··· Entries shown ···
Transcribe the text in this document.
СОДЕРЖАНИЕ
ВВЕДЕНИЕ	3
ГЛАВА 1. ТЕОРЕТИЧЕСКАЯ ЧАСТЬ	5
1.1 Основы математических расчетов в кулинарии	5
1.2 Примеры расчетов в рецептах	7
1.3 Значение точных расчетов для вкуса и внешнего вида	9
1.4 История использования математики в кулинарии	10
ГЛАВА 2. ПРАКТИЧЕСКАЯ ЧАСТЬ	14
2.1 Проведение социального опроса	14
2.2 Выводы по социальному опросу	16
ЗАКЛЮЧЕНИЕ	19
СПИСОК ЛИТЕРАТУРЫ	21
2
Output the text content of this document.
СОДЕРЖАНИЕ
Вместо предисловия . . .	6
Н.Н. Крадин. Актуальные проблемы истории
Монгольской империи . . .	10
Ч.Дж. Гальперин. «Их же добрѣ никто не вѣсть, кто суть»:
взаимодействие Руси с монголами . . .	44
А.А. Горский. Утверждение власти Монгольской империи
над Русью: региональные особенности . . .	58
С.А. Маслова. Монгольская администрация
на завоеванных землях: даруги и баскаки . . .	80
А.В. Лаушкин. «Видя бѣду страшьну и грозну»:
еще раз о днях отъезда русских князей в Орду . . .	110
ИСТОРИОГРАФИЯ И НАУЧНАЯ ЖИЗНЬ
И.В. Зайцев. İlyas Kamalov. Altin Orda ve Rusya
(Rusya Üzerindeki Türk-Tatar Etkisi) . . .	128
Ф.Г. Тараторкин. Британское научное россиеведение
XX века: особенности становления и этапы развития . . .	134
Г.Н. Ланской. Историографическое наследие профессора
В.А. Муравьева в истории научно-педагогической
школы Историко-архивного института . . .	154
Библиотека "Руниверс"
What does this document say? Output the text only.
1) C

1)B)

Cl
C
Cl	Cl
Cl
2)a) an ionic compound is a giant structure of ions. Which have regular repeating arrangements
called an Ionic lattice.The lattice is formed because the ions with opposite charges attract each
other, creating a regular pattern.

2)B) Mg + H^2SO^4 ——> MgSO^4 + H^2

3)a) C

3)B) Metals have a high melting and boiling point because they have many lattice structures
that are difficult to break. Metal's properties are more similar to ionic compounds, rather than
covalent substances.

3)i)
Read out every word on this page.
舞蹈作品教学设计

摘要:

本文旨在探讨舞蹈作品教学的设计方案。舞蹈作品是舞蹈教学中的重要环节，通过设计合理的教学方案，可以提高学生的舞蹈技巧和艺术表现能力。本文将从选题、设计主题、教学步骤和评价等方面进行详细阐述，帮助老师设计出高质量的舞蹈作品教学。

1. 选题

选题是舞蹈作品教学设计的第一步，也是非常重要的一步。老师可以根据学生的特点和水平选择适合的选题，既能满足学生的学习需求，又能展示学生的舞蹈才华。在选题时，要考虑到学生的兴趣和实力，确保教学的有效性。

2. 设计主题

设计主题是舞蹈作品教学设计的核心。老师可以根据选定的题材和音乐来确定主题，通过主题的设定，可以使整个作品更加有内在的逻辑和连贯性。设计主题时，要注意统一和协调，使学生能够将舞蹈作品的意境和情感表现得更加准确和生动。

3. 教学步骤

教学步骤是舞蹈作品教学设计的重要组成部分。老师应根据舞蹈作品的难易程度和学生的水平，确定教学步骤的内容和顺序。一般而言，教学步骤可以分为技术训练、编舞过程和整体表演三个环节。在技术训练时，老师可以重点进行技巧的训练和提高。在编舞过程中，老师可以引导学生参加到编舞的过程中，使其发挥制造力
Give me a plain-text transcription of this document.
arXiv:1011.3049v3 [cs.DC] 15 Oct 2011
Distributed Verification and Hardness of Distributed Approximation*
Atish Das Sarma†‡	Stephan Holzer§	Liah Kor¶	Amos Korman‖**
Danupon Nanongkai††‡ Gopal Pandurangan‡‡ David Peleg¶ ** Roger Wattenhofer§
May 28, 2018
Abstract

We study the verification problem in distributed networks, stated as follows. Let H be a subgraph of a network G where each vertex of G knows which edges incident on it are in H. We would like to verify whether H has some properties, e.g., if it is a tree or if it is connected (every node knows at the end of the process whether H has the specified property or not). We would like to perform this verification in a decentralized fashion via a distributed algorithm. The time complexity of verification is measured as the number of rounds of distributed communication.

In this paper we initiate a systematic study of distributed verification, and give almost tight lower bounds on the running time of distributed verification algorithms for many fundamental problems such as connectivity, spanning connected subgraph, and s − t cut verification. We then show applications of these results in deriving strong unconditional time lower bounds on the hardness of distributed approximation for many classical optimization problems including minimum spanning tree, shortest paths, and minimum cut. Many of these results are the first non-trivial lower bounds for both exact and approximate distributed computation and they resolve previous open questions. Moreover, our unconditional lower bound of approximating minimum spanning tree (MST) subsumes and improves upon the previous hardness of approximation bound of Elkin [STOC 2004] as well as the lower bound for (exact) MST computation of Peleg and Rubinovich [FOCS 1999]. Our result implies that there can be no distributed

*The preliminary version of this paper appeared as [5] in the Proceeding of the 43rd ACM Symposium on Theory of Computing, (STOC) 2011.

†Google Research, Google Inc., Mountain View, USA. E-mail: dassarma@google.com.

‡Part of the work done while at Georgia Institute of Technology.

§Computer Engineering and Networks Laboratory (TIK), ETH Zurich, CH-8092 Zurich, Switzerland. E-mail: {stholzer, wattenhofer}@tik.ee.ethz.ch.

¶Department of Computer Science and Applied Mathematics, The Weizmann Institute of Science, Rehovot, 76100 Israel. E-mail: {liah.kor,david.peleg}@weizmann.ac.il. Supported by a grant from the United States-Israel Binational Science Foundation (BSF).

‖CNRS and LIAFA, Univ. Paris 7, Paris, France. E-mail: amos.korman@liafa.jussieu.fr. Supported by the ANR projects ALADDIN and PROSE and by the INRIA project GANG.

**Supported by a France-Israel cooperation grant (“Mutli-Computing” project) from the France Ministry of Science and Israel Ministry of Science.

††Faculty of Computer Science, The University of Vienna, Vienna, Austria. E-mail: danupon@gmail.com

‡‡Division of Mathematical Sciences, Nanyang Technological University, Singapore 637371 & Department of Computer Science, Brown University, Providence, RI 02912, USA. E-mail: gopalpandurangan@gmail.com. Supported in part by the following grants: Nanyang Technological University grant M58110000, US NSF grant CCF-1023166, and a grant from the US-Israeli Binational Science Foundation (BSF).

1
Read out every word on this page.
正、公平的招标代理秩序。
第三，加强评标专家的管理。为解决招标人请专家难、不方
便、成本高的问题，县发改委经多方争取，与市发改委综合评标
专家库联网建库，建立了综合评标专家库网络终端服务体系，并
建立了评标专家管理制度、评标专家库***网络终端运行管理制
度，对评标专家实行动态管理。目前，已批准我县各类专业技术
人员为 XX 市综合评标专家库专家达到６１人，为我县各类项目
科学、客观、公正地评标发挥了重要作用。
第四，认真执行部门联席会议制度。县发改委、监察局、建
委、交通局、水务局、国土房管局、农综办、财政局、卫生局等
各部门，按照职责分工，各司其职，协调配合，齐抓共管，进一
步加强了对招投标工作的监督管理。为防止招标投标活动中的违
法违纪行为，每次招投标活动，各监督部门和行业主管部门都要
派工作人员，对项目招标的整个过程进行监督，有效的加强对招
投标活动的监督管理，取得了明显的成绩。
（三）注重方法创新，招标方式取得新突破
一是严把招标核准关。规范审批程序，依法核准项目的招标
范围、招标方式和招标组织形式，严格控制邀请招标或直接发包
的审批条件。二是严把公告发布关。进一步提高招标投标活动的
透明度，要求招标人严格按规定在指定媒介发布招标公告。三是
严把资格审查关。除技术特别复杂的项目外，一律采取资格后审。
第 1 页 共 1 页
···
Each entry above is to be printed again exactly.

Response:
Transcribe the text in this document.
СОДЕРЖАНИЕ
ВВЕДЕНИЕ	3
ГЛАВА 1. ТЕОРЕТИЧЕСКАЯ ЧАСТЬ	5
1.1 Основы математических расчетов в кулинарии	5
1.2 Примеры расчетов в рецептах	7
1.3 Значение точных расчетов для вкуса и внешнего вида	9
1.4 История использования математики в кулинарии	10
ГЛАВА 2. ПРАКТИЧЕСКАЯ ЧАСТЬ	14
2.1 Проведение социального опроса	14
2.2 Выводы по социальному опросу	16
ЗАКЛЮЧЕНИЕ	19
СПИСОК ЛИТЕРАТУРЫ	21
2
Output the text content of this document.
СОДЕРЖАНИЕ
Вместо предисловия . . .	6
Н.Н. Крадин. Актуальные проблемы истории
Монгольской империи . . .	10
Ч.Дж. Гальперин. «Их же добрѣ никто не вѣсть, кто суть»:
взаимодействие Руси с монголами . . .	44
А.А. Горский. Утверждение власти Монгольской империи
над Русью: региональные особенности . . .	58
С.А. Маслова. Монгольская администрация
на завоеванных землях: даруги и баскаки . . .	80
А.В. Лаушкин. «Видя бѣду страшьну и грозну»:
еще раз о днях отъезда русских князей в Орду . . .	110
ИСТОРИОГРАФИЯ И НАУЧНАЯ ЖИЗНЬ
И.В. Зайцев. İlyas Kamalov. Altin Orda ve Rusya
(Rusya Üzerindeki Türk-Tatar Etkisi) . . .	128
Ф.Г. Тараторкин. Британское научное россиеведение
XX века: особенности становления и этапы развития . . .	134
Г.Н. Ланской. Историографическое наследие профессора
В.А. Муравьева в истории научно-педагогической
школы Историко-архивного института . . .	154
Библиотека "Руниверс"
What does this document say? Output the text only.
1) C

1)B)

Cl
C
Cl	Cl
Cl
2)a) an ionic compound is a giant structure of ions. Which have regular repeating arrangements
called an Ionic lattice.The lattice is formed because the ions with opposite charges attract each
other, creating a regular pattern.

2)B) Mg + H^2SO^4 ——> MgSO^4 + H^2

3)a) C

3)B) Metals have a high melting and boiling point because they have many lattice structures
that are difficult to break. Metal's properties are more similar to ionic compounds, rather than
covalent substances.

3)i)
Read out every word on this page.
舞蹈作品教学设计

摘要:

本文旨在探讨舞蹈作品教学的设计方案。舞蹈作品是舞蹈教学中的重要环节，通过设计合理的教学方案，可以提高学生的舞蹈技巧和艺术表现能力。本文将从选题、设计主题、教学步骤和评价等方面进行详细阐述，帮助老师设计出高质量的舞蹈作品教学。

1. 选题

选题是舞蹈作品教学设计的第一步，也是非常重要的一步。老师可以根据学生的特点和水平选择适合的选题，既能满足学生的学习需求，又能展示学生的舞蹈才华。在选题时，要考虑到学生的兴趣和实力，确保教学的有效性。

2. 设计主题

设计主题是舞蹈作品教学设计的核心。老师可以根据选定的题材和音乐来确定主题，通过主题的设定，可以使整个作品更加有内在的逻辑和连贯性。设计主题时，要注意统一和协调，使学生能够将舞蹈作品的意境和情感表现得更加准确和生动。

3. 教学步骤

教学步骤是舞蹈作品教学设计的重要组成部分。老师应根据舞蹈作品的难易程度和学生的水平，确定教学步骤的内容和顺序。一般而言，教学步骤可以分为技术训练、编舞过程和整体表演三个环节。在技术训练时，老师可以重点进行技巧的训练和提高。在编舞过程中，老师可以引导学生参加到编舞的过程中，使其发挥制造力
Give me a plain-text transcription of this document.
arXiv:1011.3049v3 [cs.DC] 15 Oct 2011
Distributed Verification and Hardness of Distributed Approximation*
Atish Das Sarma†‡	Stephan Holzer§	Liah Kor¶	Amos Korman‖**
Danupon Nanongkai††‡ Gopal Pandurangan‡‡ David Peleg¶ ** Roger Wattenhofer§
May 28, 2018
Abstract

We study the verification problem in distributed networks, stated as follows. Let H be a subgraph of a network G where each vertex of G knows which edges incident on it are in H. We would like to verify whether H has some properties, e.g., if it is a tree or if it is connected (every node knows at the end of the process whether H has the specified property or not). We would like to perform this verification in a decentralized fashion via a distributed algorithm. The time complexity of verification is measured as the number of rounds of distributed communication.

In this paper we initiate a systematic study of distributed verification, and give almost tight lower bounds on the running time of distributed verification algorithms for many fundamental problems such as connectivity, spanning connected subgraph, and s − t cut verification. We then show applications of these results in deriving strong unconditional time lower bounds on the hardness of distributed approximation for many classical optimization problems including minimum spanning tree, shortest paths, and minimum cut. Many of these results are the first non-trivial lower bounds for both exact and approximate distributed computation and they resolve previous open questions. Moreover, our unconditional lower bound of approximating minimum spanning tree (MST) subsumes and improves upon the previous hardness of approximation bound of Elkin [STOC 2004] as well as the lower bound for (exact) MST computation of Peleg and Rubinovich [FOCS 1999]. Our result implies that there can be no distributed

*The preliminary version of this paper appeared as [5] in the Proceeding of the 43rd ACM Symposium on Theory of Computing, (STOC) 2011.

†Google Research, Google Inc., Mountain View, USA. E-mail: dassarma@google.com.

‡Part of the work done while at Georgia Institute of Technology.

§Computer Engineering and Networks Laboratory (TIK), ETH Zurich, CH-8092 Zurich, Switzerland. E-mail: {stholzer, wattenhofer}@tik.ee.ethz.ch.

¶Department of Computer Science and Applied Mathematics, The Weizmann Institute of Science, Rehovot, 76100 Israel. E-mail: {liah.kor,david.peleg}@weizmann.ac.il. Supported by a grant from the United States-Israel Binational Science Foundation (BSF).

‖CNRS and LIAFA, Univ. Paris 7, Paris, France. E-mail: amos.korman@liafa.jussieu.fr. Supported by the ANR projects ALADDIN and PROSE and by the INRIA project GANG.

**Supported by a France-Israel cooperation grant (“Mutli-Computing” project) from the France Ministry of Science and Israel Ministry of Science.

††Faculty of Computer Science, The University of Vienna, Vienna, Austria. E-mail: danupon@gmail.com

‡‡Division of Mathematical Sciences, Nanyang Technological University, Singapore 637371 & Department of Computer Science, Brown University, Providence, RI 02912, USA. E-mail: gopalpandurangan@gmail.com. Supported in part by the following grants: Nanyang Technological University grant M58110000, US NSF grant CCF-1023166, and a grant from the US-Israeli Binational Science Foundation (BSF).

1
Read out every word on this page.
正、公平的招标代理秩序。
第三，加强评标专家的管理。为解决招标人请专家难、不方
便、成本高的问题，县发改委经多方争取，与市发改委综合评标
专家库联网建库，建立了综合评标专家库网络终端服务体系，并
建立了评标专家管理制度、评标专家库***网络终端运行管理制
度，对评标专家实行动态管理。目前，已批准我县各类专业技术
人员为 XX 市综合评标专家库专家达到６１人，为我县各类项目
科学、客观、公正地评标发挥了重要作用。
第四，认真执行部门联席会议制度。县发改委、监察局、建
委、交通局、水务局、国土房管局、农综办、财政局、卫生局等
各部门，按照职责分工，各司其职，协调配合，齐抓共管，进一
步加强了对招投标工作的监督管理。为防止招标投标活动中的违
法违纪行为，每次招投标活动，各监督部门和行业主管部门都要
派工作人员，对项目招标的整个过程进行监督，有效的加强对招
投标活动的监督管理，取得了明显的成绩。
（三）注重方法创新，招标方式取得新突破
一是严把招标核准关。规范审批程序，依法核准项目的招标
范围、招标方式和招标组织形式，严格控制邀请招标或直接发包
的审批条件。二是严把公告发布关。进一步提高招标投标活动的
透明度，要求招标人严格按规定在指定媒介发布招标公告。三是
严把资格审查关。除技术特别复杂的项目外，一律采取资格后审。
第 1 页 共 1 页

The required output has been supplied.